Problem –
Where a line in the listing contains the string "JSON", copy that line out.

[Collection entries]

--- --- ---

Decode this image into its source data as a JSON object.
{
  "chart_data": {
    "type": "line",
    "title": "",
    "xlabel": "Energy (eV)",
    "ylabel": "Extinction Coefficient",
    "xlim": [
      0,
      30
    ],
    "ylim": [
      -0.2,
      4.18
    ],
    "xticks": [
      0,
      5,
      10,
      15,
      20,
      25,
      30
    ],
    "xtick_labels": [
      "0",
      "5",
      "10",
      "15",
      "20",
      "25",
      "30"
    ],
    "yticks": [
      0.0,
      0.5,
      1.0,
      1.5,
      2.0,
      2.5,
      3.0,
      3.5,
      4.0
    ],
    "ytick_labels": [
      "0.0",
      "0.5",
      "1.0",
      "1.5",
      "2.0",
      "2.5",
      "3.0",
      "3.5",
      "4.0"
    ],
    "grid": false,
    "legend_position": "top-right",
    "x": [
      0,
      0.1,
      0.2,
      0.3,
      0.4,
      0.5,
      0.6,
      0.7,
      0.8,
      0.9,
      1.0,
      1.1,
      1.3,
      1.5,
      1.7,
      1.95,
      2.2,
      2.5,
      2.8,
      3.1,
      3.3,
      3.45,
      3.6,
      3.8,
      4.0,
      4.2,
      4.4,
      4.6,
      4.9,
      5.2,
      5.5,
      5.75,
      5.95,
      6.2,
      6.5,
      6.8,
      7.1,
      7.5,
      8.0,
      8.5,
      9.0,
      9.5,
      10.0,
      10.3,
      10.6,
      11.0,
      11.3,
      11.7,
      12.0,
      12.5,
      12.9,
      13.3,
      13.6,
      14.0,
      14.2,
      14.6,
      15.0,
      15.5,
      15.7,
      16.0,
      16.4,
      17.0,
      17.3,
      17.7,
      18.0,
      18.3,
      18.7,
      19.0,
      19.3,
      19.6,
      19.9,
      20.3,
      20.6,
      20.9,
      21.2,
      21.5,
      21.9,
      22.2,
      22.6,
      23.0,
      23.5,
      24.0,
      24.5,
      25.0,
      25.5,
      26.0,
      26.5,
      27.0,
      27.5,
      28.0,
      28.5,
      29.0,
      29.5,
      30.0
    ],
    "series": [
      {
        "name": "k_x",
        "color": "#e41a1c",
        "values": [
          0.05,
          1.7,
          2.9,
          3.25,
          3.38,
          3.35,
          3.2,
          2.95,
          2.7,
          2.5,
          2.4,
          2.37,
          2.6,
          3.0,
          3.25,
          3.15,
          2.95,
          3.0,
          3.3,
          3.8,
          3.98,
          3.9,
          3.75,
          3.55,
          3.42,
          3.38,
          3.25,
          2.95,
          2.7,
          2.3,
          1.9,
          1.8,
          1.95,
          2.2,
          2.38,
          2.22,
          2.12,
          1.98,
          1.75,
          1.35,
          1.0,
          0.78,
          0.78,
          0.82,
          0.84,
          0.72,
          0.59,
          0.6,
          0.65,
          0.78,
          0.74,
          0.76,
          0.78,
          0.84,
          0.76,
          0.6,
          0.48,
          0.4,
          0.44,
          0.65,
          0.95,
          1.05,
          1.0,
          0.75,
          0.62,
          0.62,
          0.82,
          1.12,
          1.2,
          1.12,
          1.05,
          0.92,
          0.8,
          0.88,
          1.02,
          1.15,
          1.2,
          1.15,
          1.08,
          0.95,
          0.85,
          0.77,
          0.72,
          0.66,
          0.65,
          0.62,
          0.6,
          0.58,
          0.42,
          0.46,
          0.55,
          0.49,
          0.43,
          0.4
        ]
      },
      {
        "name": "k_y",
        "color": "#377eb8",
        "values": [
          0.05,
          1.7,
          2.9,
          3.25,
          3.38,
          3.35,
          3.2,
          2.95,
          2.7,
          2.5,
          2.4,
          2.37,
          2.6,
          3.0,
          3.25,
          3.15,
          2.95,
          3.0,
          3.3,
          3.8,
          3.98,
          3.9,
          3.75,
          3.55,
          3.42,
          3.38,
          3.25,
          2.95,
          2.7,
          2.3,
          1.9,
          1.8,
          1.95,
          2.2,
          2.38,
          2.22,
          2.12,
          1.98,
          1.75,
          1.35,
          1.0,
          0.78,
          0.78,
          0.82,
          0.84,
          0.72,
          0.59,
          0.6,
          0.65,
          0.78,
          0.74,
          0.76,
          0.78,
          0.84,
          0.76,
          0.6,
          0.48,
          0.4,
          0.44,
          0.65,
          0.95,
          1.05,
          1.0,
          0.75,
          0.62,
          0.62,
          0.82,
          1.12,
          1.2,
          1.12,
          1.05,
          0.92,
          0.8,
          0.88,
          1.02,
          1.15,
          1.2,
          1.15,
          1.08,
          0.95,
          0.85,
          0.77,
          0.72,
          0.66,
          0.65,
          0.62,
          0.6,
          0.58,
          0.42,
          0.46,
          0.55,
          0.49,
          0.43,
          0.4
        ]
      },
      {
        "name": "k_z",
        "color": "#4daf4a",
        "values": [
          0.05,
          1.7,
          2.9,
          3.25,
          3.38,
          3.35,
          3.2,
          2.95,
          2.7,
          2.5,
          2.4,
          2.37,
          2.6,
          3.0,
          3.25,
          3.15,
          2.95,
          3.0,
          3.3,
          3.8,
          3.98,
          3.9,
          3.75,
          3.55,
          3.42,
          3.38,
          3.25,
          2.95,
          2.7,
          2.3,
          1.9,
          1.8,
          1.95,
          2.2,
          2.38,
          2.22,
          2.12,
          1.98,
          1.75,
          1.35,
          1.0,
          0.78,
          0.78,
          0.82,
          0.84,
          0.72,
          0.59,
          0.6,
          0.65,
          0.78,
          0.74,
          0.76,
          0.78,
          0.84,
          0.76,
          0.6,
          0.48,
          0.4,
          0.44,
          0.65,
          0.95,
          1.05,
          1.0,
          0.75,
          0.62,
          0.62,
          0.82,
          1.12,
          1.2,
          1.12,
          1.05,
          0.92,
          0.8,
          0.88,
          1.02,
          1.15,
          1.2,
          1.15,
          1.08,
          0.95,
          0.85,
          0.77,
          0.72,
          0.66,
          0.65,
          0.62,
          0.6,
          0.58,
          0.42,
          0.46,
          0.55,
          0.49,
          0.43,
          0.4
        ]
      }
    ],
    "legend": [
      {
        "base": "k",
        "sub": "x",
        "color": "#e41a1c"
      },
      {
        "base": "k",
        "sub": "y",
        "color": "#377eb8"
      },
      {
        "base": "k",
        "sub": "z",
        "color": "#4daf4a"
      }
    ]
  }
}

--- --- ---

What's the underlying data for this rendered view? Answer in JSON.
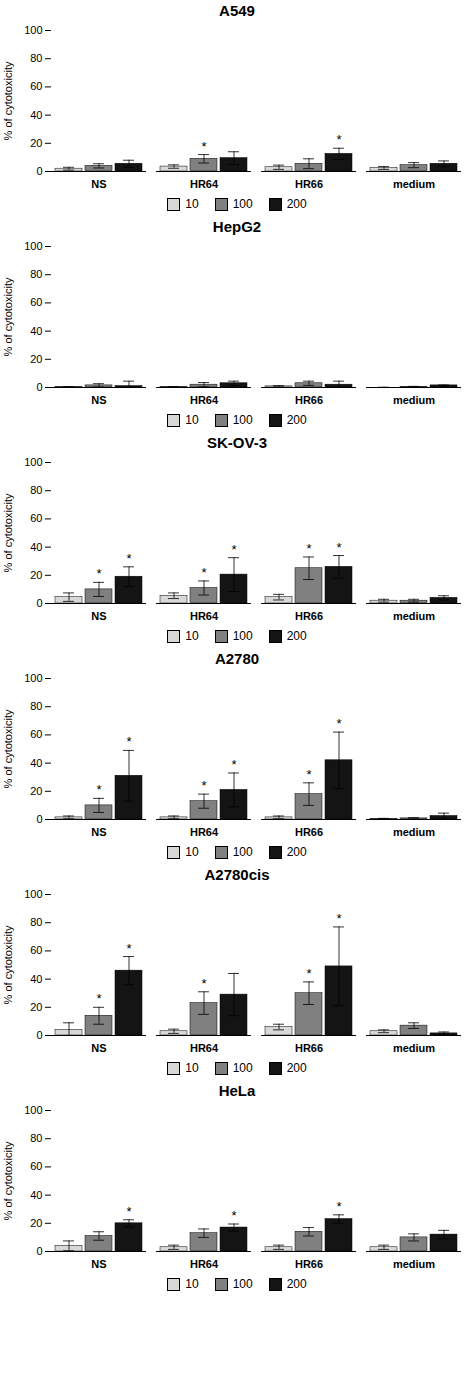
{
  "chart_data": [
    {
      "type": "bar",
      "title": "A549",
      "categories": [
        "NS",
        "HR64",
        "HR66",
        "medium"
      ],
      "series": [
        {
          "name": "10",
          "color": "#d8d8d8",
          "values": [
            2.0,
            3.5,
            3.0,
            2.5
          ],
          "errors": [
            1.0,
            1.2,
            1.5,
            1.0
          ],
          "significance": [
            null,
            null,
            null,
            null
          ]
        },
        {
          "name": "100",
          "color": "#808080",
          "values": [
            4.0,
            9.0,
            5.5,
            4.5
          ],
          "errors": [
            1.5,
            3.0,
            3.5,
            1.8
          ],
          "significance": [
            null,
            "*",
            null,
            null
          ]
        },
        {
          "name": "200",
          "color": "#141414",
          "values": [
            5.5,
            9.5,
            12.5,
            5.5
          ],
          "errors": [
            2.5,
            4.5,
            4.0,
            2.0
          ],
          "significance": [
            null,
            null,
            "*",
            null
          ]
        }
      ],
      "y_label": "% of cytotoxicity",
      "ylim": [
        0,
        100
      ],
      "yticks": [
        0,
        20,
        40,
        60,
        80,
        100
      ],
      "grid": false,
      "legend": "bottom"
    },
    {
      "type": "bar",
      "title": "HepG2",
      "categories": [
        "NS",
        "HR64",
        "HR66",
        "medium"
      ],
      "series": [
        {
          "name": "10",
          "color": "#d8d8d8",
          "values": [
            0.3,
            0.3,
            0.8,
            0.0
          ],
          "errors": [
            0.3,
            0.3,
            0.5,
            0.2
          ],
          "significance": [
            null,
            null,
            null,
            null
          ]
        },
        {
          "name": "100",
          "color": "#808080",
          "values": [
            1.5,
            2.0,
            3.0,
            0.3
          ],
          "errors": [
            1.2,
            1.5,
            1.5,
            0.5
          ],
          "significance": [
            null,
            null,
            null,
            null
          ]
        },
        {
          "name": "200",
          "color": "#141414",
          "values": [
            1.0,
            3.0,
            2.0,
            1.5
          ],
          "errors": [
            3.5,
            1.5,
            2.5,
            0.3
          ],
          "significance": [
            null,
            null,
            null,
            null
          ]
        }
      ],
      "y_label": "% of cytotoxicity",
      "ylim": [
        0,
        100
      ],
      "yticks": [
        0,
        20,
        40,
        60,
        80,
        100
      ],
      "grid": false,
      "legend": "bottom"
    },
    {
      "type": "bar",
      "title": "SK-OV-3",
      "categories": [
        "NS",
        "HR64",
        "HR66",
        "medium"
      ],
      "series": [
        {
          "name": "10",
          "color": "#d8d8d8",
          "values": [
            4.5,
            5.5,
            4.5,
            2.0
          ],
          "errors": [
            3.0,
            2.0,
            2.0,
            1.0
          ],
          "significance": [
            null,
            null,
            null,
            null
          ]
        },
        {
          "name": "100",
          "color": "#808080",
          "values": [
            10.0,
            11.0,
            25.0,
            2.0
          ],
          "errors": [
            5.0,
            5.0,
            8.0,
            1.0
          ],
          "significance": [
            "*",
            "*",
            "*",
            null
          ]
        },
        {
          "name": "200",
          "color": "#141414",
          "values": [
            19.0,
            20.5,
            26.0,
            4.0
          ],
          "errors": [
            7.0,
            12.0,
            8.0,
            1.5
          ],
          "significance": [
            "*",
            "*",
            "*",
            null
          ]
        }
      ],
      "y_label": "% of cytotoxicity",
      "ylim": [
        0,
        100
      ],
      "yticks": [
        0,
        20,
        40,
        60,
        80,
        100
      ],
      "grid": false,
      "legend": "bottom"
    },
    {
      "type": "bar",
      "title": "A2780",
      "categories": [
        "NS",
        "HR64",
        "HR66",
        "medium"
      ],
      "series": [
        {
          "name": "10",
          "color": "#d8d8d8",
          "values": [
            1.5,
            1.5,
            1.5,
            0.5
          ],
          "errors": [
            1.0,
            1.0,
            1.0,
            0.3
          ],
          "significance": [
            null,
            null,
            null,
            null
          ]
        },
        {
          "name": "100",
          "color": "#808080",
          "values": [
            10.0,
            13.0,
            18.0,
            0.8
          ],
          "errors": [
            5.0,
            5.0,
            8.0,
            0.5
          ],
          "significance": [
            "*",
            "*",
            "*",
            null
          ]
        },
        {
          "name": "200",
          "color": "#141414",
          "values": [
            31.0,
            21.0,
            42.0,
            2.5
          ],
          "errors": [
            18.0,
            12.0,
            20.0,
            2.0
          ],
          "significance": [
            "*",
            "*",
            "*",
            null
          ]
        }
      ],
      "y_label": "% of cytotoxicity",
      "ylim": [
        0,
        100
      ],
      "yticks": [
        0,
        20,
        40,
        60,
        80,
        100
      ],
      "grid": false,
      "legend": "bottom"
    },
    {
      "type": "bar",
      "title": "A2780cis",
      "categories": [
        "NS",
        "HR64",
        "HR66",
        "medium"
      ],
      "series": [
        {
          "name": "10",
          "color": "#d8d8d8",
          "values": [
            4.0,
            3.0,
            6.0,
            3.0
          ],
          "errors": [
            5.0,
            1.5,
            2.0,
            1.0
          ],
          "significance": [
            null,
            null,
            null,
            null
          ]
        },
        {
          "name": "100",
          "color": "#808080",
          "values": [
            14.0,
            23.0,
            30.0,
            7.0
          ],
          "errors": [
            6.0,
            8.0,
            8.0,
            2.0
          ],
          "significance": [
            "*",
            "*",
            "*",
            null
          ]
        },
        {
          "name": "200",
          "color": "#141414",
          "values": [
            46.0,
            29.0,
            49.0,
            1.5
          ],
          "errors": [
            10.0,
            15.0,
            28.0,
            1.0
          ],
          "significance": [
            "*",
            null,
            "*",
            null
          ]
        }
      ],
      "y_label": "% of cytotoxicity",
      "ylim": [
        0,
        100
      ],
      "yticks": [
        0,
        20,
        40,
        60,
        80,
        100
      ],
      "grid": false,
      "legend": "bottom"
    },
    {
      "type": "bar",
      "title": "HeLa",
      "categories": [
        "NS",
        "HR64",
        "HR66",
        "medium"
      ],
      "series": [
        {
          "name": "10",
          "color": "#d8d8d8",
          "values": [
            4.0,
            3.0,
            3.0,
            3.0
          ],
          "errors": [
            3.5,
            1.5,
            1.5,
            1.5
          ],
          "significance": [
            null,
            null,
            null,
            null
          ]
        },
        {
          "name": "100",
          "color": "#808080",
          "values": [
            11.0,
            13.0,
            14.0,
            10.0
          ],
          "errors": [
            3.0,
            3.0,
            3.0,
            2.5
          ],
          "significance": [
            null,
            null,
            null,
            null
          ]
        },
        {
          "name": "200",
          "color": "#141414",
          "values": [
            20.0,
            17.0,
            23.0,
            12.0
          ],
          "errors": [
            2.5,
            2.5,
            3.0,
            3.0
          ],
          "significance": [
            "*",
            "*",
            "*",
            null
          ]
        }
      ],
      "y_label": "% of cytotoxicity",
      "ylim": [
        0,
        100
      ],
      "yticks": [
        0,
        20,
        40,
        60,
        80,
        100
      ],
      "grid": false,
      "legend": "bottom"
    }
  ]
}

--- --- ---

Reply to the task –
Decode this image into its source data as a JSON object.
What's the underlying data for this rendered view? Answer in JSON.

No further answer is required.